### WHAT THIS TASK INVOLVES
Scan the listing below and copy every line holding "adjustment".

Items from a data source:

** Start **

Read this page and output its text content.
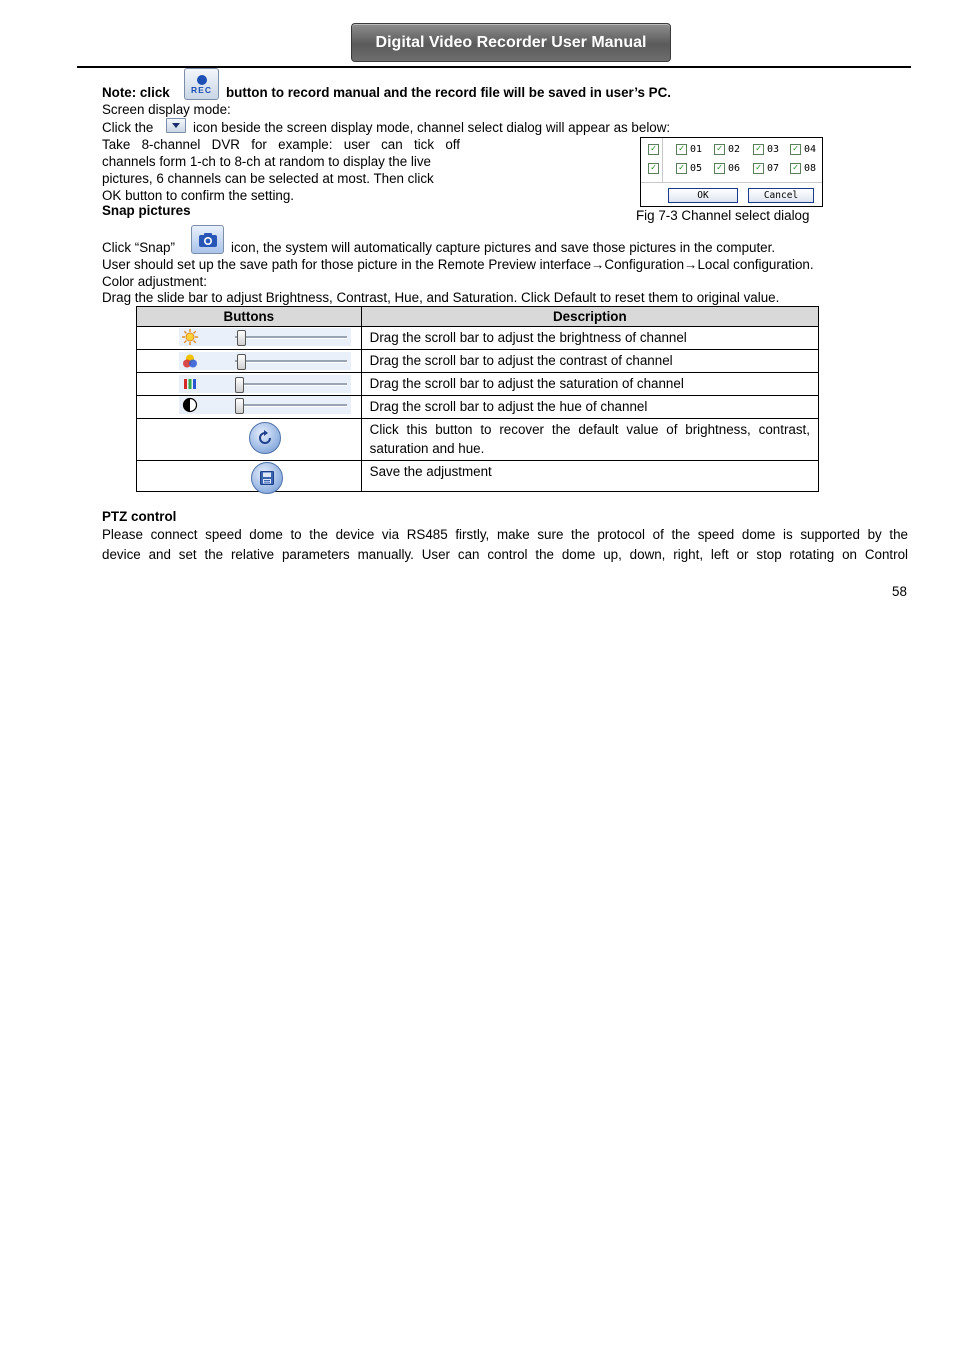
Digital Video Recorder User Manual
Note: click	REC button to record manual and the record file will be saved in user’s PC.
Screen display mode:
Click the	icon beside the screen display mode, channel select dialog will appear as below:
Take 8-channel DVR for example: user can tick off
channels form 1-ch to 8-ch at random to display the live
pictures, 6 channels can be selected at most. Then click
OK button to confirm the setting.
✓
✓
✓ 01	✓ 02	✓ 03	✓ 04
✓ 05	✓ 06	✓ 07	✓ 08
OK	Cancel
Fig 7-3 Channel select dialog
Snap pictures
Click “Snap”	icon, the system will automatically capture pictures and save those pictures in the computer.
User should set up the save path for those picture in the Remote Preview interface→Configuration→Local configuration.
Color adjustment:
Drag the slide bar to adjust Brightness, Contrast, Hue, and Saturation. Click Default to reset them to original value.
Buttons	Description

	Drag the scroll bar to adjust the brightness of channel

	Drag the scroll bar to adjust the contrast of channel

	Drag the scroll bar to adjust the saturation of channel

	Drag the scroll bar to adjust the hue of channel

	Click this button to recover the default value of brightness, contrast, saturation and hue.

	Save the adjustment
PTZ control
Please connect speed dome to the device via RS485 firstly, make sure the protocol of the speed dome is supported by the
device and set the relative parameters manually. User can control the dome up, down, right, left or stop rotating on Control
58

** End **
** Start **

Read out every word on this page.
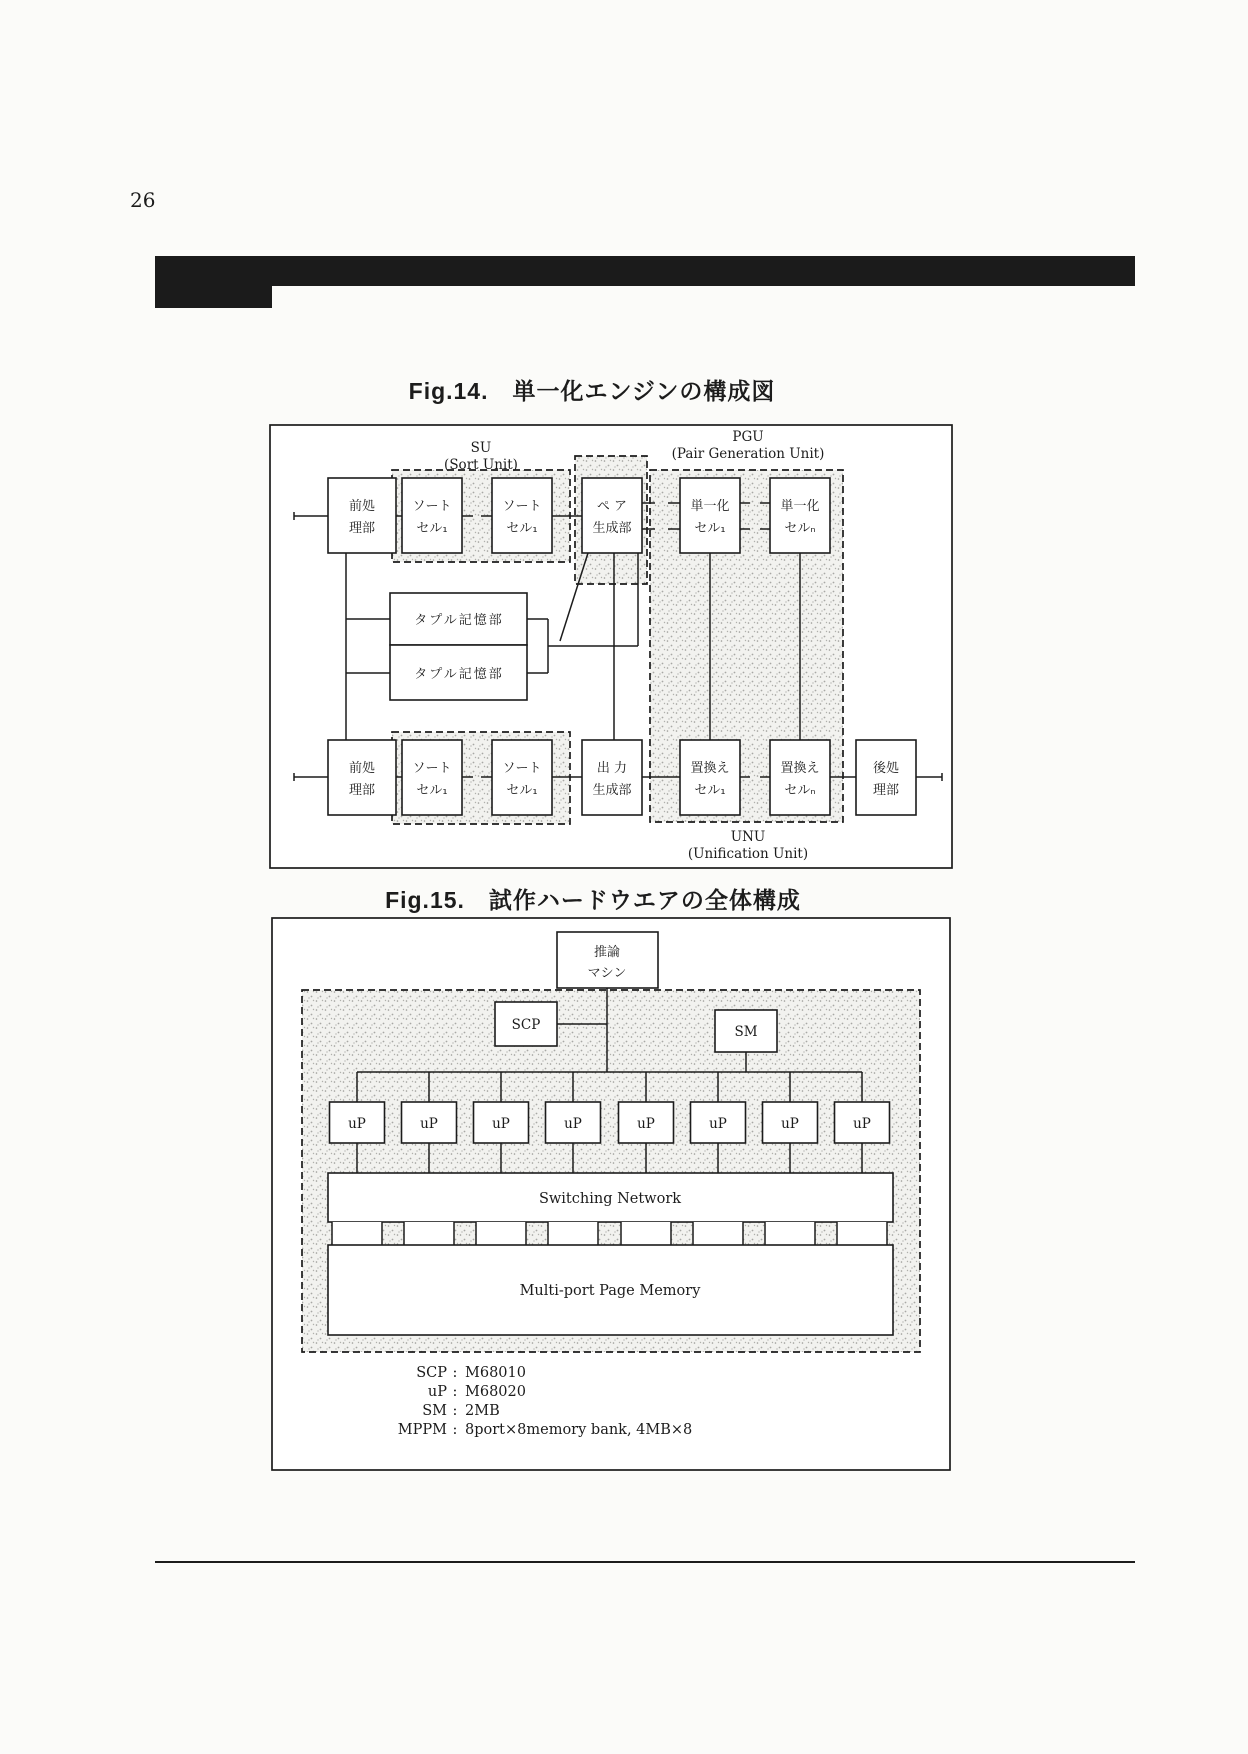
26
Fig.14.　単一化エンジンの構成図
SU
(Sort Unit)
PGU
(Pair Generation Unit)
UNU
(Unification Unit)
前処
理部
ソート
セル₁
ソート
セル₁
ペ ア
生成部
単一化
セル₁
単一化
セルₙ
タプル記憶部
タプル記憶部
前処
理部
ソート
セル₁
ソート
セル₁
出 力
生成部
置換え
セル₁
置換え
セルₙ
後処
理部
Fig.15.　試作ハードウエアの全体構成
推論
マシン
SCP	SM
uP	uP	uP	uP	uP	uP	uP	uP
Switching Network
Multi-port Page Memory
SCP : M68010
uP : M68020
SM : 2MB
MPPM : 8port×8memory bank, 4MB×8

** End **

### THE OUTPUT
Color adjustment:
	Save the adjustment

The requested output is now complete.